-- Start of EXERCISE INPUTS --

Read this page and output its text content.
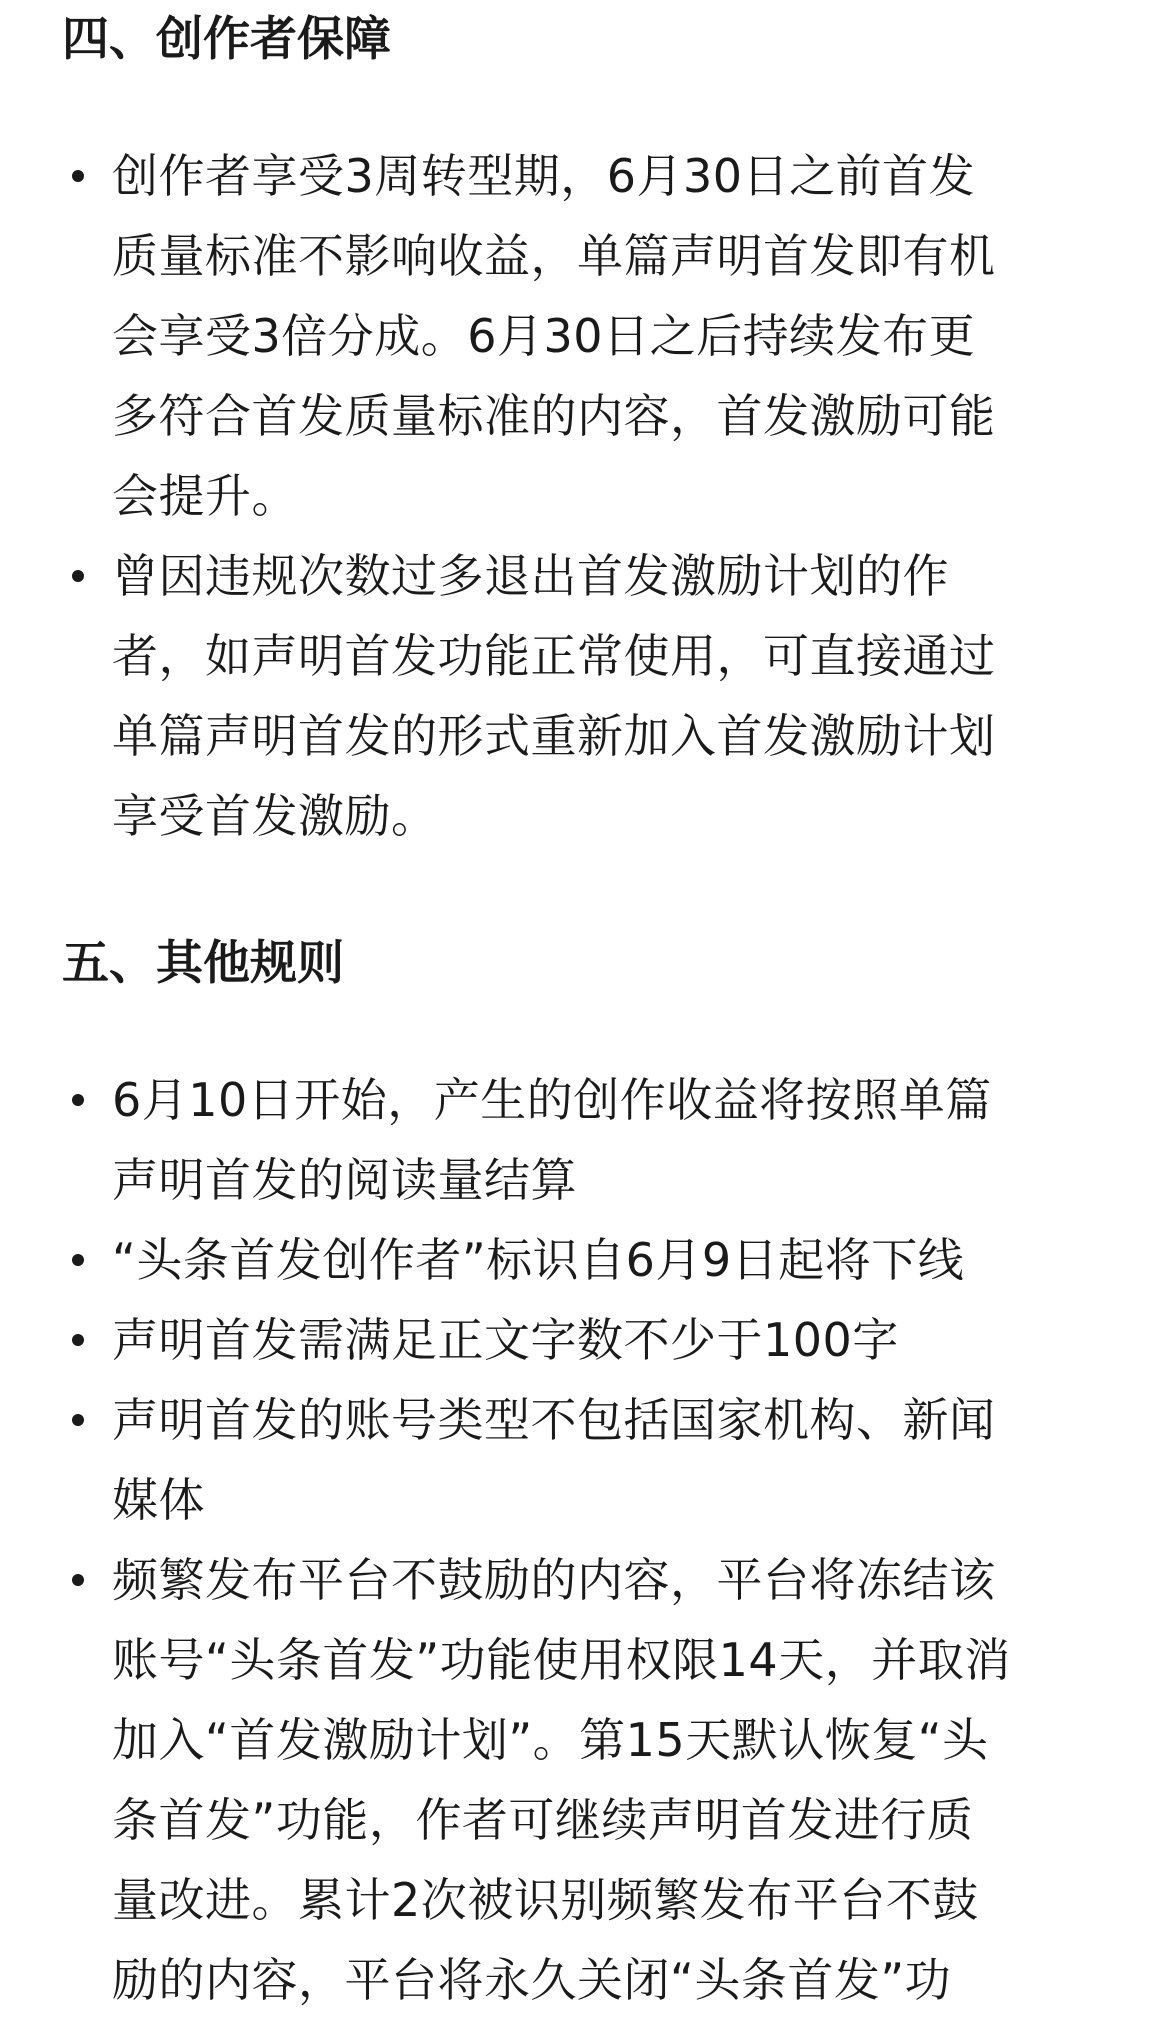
四、创作者保障
创作者享受3周转型期，6月30日之前首发
质量标准不影响收益，单篇声明首发即有机
会享受3倍分成。6月30日之后持续发布更
多符合首发质量标准的内容，首发激励可能
会提升。
曾因违规次数过多退出首发激励计划的作
者，如声明首发功能正常使用，可直接通过
单篇声明首发的形式重新加入首发激励计划
享受首发激励。
五、其他规则
6月10日开始，产生的创作收益将按照单篇
声明首发的阅读量结算
“头条首发创作者”标识自6月9日起将下线
声明首发需满足正文字数不少于100字
声明首发的账号类型不包括国家机构、新闻
媒体
频繁发布平台不鼓励的内容，平台将冻结该
账号“头条首发”功能使用权限14天，并取消
加入“首发激励计划”。第15天默认恢复“头
条首发”功能，作者可继续声明首发进行质
量改进。累计2次被识别频繁发布平台不鼓
励的内容，平台将永久关闭“头条首发”功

-- End of EXERCISE INPUTS --

INSTRUCTION - Transcribe every entry word for word, but skip the pictures.

FULL ANSWER -
Read this page and output its text content.
四、创作者保障
创作者享受3周转型期，6月30日之前首发
质量标准不影响收益，单篇声明首发即有机
会享受3倍分成。6月30日之后持续发布更
多符合首发质量标准的内容，首发激励可能
会提升。
曾因违规次数过多退出首发激励计划的作
者，如声明首发功能正常使用，可直接通过
单篇声明首发的形式重新加入首发激励计划
享受首发激励。
五、其他规则
6月10日开始，产生的创作收益将按照单篇
声明首发的阅读量结算
“头条首发创作者”标识自6月9日起将下线
声明首发需满足正文字数不少于100字
声明首发的账号类型不包括国家机构、新闻
媒体
频繁发布平台不鼓励的内容，平台将冻结该
账号“头条首发”功能使用权限14天，并取消
加入“首发激励计划”。第15天默认恢复“头
条首发”功能，作者可继续声明首发进行质
量改进。累计2次被识别频繁发布平台不鼓
励的内容，平台将永久关闭“头条首发”功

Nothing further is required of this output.